» Objective
Produce an exact copy of all the data below, dropping every image.

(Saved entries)
--------------------
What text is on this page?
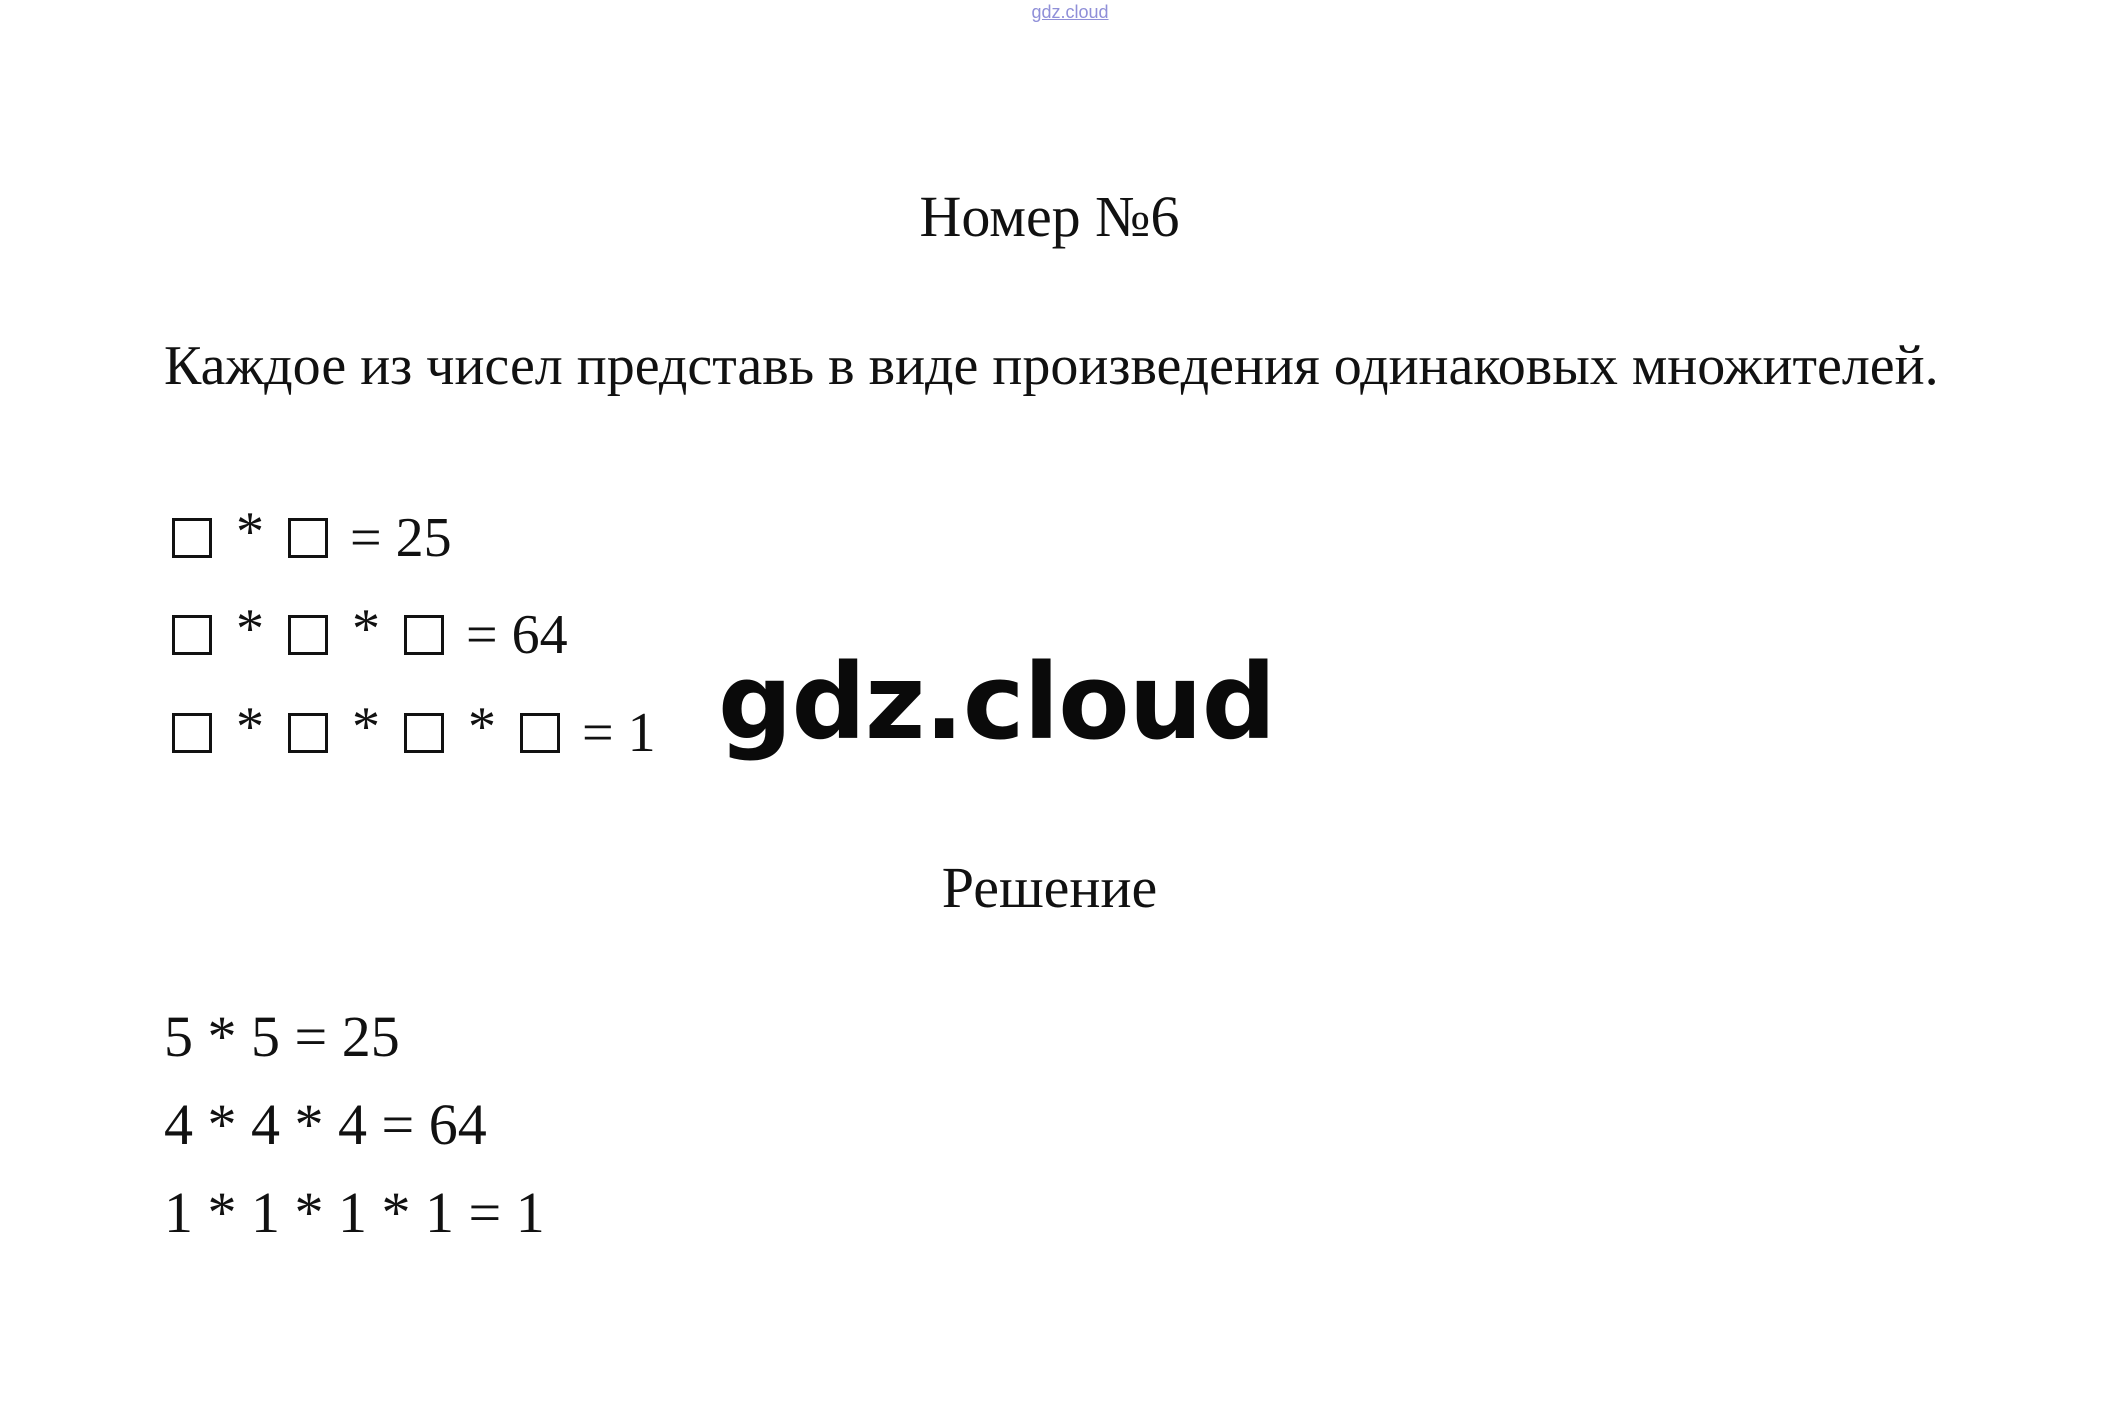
gdz.cloud
Номер №6
Каждое из чисел представь в виде произведения одинаковых множителей.
* = 25
* * = 64
* * * = 1 gdz.cloud
Решение
5 * 5 = 25
4 * 4 * 4 = 64
1 * 1 * 1 * 1 = 1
--------------------
» The output
What text is on this page?
gdz.cloud
Номер №6
Каждое из чисел представь в виде произведения одинаковых множителей.
* = 25
* * = 64
* * * = 1 gdz.cloud
Решение
5 * 5 = 25
4 * 4 * 4 = 64
1 * 1 * 1 * 1 = 1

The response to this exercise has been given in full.